- DATASET ROWS -
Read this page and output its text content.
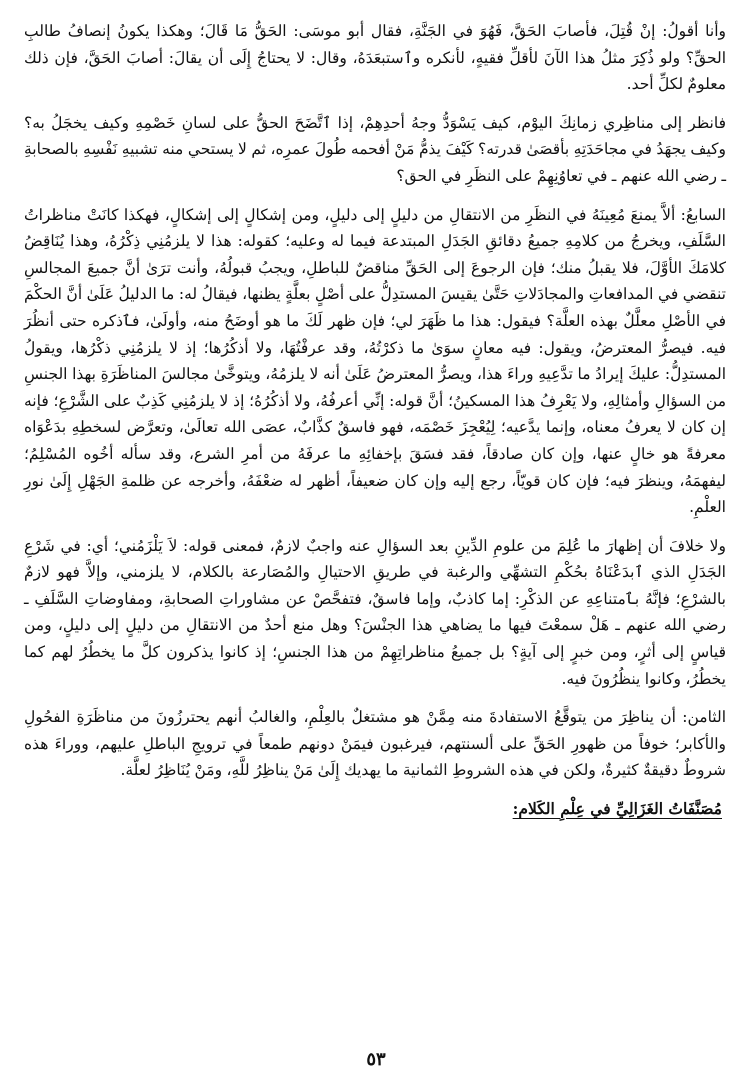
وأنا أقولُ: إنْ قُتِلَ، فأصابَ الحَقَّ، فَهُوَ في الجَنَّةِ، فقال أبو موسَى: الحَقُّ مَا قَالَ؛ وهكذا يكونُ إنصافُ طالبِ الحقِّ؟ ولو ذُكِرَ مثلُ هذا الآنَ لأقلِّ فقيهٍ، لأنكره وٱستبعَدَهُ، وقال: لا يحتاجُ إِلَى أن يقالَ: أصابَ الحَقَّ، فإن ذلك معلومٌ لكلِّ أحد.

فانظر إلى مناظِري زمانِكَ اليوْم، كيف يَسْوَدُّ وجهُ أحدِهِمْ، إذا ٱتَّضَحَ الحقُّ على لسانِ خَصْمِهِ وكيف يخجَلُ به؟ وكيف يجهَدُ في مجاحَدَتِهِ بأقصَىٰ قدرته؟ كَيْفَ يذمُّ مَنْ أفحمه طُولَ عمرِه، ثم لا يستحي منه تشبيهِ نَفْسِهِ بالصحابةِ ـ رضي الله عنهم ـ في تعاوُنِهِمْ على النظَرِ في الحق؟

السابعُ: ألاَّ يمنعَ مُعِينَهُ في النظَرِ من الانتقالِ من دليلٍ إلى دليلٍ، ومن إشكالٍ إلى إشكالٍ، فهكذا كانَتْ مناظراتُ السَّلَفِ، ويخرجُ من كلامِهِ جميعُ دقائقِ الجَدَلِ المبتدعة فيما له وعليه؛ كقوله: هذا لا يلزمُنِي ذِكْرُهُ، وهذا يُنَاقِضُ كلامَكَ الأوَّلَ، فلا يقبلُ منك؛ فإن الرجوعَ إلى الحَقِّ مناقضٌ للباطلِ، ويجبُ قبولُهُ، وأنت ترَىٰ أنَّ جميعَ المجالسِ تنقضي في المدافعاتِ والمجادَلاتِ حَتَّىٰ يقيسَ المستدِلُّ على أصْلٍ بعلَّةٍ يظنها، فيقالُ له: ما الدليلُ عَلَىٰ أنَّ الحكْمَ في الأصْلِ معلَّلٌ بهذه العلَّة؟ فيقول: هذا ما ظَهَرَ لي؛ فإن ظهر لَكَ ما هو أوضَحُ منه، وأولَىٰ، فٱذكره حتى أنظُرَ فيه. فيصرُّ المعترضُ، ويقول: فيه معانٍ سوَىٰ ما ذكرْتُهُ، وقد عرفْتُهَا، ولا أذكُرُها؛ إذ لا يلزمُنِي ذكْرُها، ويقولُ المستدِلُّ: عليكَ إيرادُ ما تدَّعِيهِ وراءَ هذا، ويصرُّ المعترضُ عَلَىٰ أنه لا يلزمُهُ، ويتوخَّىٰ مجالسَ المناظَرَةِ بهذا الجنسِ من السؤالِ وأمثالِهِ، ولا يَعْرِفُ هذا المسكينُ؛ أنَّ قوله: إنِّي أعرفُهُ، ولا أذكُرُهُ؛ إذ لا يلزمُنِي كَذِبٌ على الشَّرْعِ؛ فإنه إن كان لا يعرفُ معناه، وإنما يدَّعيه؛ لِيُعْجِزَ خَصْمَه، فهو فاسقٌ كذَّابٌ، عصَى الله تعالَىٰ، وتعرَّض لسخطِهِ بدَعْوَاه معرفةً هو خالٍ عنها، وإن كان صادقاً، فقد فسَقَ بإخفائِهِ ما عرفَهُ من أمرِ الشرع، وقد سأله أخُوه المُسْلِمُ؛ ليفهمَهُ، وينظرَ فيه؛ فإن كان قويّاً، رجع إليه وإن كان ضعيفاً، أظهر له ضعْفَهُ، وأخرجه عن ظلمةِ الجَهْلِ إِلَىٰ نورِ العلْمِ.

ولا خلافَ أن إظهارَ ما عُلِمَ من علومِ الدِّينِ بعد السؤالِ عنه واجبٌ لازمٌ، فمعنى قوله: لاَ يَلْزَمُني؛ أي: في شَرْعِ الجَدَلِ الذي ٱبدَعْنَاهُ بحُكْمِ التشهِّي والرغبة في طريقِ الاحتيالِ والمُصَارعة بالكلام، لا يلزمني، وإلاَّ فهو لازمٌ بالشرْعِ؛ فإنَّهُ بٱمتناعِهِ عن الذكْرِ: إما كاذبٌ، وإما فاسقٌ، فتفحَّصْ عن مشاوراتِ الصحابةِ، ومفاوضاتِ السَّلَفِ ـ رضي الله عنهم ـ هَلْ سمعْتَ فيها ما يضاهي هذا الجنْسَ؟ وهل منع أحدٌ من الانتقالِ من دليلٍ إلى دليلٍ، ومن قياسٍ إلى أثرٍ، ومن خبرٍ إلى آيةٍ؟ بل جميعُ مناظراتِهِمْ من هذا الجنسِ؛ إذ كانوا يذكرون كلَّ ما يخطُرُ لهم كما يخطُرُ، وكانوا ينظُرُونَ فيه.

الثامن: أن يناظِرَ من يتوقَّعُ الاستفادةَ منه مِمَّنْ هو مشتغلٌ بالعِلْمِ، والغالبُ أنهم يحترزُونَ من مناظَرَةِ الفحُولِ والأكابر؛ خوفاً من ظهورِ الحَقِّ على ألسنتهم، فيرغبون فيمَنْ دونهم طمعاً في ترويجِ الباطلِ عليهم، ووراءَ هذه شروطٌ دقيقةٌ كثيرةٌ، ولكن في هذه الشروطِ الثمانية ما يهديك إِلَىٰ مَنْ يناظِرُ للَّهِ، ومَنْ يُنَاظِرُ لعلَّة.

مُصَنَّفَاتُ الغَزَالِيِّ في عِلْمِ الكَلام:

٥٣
* * *
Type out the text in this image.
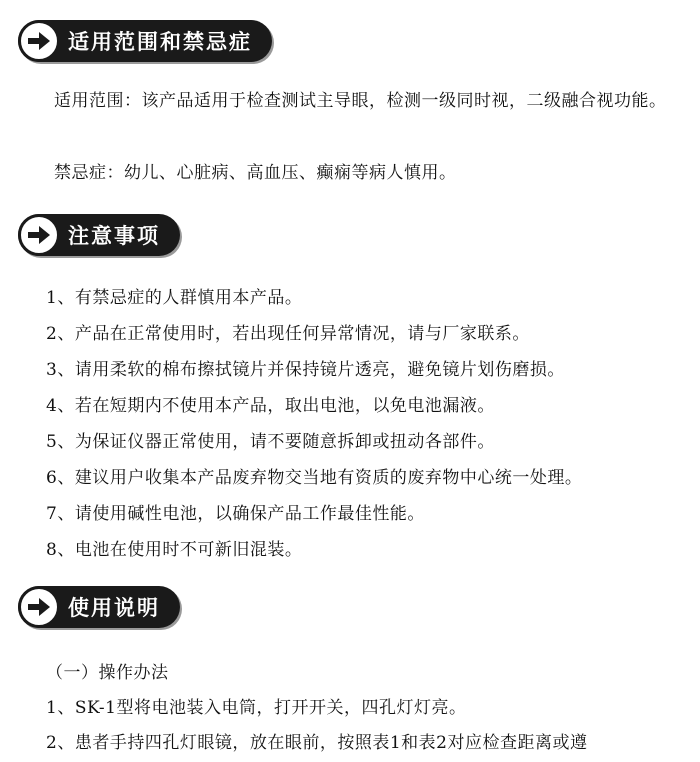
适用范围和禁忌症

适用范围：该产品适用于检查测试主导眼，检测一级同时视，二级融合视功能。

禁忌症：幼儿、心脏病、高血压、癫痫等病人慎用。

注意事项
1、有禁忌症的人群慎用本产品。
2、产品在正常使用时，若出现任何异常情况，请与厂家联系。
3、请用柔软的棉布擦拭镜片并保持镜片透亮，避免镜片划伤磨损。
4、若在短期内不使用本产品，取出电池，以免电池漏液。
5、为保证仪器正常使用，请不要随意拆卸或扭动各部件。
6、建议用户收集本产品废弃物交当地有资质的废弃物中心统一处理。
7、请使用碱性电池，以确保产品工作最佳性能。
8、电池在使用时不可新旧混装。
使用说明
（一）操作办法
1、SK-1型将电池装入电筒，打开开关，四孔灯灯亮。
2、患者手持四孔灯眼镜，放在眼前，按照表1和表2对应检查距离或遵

- PROBLEM -
Examine the records and report how many lines contain the string "text". Only the number should be given.

- EXERCISE SOLUTION -
2